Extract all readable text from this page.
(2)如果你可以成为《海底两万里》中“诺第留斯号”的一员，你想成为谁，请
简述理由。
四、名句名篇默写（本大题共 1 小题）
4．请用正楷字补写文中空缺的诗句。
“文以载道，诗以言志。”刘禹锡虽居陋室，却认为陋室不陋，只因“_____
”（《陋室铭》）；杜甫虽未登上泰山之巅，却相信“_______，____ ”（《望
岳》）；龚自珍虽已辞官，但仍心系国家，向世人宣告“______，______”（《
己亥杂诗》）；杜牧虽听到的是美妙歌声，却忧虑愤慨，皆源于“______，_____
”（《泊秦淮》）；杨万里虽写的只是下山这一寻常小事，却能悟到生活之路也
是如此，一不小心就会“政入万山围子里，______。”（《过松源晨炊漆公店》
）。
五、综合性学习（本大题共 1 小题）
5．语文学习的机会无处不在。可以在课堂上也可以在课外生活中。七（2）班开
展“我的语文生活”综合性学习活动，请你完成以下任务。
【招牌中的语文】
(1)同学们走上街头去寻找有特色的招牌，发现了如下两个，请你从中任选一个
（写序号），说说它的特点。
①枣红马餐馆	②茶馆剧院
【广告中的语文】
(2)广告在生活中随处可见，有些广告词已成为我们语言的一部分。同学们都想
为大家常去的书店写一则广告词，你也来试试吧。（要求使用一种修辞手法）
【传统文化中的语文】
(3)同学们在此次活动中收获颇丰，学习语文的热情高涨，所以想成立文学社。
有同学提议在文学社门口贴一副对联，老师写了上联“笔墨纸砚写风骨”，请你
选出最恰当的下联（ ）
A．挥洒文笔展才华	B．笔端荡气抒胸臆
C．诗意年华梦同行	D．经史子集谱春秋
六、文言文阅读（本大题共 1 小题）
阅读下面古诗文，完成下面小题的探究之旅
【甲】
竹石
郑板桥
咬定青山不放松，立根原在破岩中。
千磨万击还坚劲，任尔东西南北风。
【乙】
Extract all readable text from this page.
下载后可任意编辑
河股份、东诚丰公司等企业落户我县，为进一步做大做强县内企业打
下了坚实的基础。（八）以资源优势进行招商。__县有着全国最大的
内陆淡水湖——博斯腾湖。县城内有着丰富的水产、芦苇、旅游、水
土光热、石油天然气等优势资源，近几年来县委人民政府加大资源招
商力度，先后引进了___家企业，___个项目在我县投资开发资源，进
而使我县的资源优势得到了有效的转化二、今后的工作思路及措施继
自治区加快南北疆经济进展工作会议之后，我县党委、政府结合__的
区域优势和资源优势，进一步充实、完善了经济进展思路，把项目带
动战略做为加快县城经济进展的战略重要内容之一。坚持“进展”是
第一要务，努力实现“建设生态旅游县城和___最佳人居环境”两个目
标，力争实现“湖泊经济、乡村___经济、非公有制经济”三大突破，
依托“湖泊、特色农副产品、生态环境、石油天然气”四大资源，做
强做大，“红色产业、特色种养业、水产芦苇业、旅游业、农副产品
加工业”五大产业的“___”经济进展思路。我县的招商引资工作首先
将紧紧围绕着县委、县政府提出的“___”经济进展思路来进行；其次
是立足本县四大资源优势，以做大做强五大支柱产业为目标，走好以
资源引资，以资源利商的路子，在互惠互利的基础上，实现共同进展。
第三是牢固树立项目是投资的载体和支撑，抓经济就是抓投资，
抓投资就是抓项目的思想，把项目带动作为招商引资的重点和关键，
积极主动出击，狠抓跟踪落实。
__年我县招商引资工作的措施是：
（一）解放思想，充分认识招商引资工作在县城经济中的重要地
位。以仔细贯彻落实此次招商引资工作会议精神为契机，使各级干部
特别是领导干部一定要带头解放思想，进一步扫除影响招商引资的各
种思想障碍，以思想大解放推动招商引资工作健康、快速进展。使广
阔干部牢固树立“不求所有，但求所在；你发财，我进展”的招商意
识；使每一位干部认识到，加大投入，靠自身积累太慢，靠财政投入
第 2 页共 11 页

====

JOB: Pick each line holding the word "本大题共" out of the listing.

FULL RESPONSE:
四、名句名篇默写（本大题共 1 小题）
五、综合性学习（本大题共 1 小题）
六、文言文阅读（本大题共 1 小题）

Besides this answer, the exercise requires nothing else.